## begin

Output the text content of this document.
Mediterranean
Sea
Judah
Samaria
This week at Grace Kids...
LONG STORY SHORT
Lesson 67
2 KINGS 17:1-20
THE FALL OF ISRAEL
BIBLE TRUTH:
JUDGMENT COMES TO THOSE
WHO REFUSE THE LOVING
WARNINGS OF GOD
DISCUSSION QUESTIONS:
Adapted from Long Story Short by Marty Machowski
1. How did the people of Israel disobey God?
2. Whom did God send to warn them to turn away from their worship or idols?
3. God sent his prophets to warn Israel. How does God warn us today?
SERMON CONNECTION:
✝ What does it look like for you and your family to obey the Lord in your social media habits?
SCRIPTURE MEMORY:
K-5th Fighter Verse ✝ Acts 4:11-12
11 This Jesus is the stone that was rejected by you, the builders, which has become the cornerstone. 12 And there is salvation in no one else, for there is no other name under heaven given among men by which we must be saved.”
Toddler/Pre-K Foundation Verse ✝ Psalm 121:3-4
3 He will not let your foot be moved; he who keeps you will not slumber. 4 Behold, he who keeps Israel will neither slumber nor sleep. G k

## end
## begin

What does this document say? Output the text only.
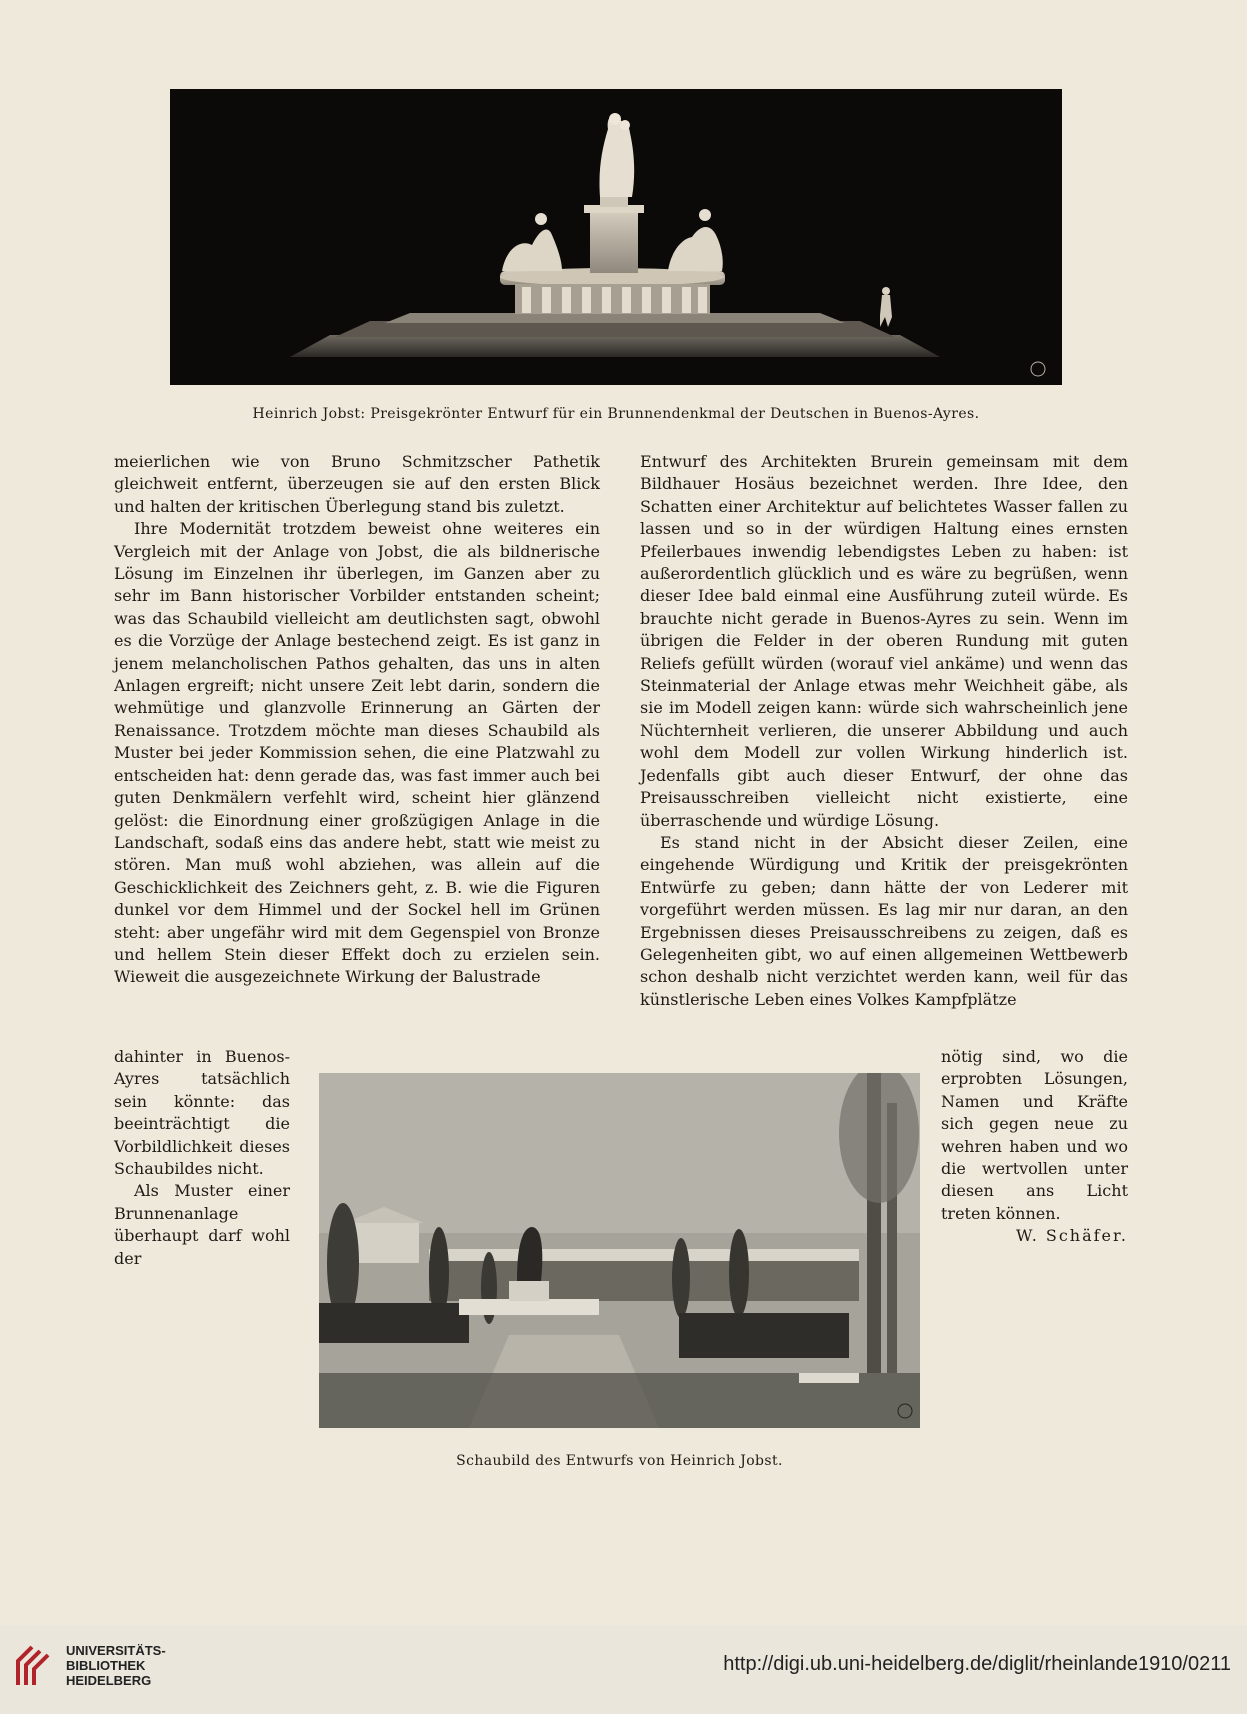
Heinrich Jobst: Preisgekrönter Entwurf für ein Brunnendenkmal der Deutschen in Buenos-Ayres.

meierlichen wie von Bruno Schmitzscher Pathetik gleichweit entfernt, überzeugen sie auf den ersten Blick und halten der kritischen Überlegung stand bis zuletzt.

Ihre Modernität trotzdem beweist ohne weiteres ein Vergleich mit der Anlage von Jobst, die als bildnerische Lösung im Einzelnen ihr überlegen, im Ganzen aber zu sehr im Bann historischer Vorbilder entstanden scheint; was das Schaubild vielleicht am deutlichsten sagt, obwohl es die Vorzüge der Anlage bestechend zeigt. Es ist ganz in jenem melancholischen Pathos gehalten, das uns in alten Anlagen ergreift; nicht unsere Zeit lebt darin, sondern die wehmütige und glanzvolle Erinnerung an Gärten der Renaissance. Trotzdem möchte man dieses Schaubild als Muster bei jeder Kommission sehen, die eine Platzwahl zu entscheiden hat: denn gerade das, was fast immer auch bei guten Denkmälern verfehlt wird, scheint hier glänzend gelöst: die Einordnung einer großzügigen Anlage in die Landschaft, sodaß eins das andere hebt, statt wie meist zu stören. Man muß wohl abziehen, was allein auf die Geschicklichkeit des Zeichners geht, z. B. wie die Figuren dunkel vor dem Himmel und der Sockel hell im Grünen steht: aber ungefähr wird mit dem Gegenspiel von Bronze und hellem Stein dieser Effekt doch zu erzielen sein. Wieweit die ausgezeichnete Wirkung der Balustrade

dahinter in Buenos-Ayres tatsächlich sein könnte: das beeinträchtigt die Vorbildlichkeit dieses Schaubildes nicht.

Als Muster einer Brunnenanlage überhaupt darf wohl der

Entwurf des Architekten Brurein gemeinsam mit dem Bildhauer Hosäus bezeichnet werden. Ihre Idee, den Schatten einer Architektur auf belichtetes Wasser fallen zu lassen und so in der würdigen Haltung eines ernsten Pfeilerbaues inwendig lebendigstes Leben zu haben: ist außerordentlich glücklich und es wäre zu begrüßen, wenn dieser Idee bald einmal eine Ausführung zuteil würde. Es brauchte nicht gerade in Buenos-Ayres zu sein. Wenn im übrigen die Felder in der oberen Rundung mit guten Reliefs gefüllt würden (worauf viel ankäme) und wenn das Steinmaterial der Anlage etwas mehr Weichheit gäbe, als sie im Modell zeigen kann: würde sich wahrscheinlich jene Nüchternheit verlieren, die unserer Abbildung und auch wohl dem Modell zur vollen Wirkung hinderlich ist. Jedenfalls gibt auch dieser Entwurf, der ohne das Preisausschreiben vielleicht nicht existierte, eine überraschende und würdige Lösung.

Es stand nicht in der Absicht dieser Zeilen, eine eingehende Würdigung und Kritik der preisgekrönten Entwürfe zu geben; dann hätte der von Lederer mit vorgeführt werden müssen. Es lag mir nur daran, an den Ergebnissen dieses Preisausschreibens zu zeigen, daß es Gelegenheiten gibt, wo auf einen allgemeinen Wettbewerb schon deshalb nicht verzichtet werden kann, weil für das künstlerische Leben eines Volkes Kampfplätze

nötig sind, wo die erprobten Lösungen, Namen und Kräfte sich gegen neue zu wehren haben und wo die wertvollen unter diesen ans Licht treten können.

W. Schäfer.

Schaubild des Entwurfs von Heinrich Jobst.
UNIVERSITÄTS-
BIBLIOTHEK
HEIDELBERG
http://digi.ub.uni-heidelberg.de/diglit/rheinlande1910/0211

## end

## Task brief
Keep only the lines that hold the string "your", and copy them out.

## Response for this exercise
✝ What does it look like for you and your family to obey the Lord in your social media habits?
3 He will not let your foot be moved; he who keeps you will not slumber. 4 Behold, he who keeps Israel will neither slumber nor sleep. G k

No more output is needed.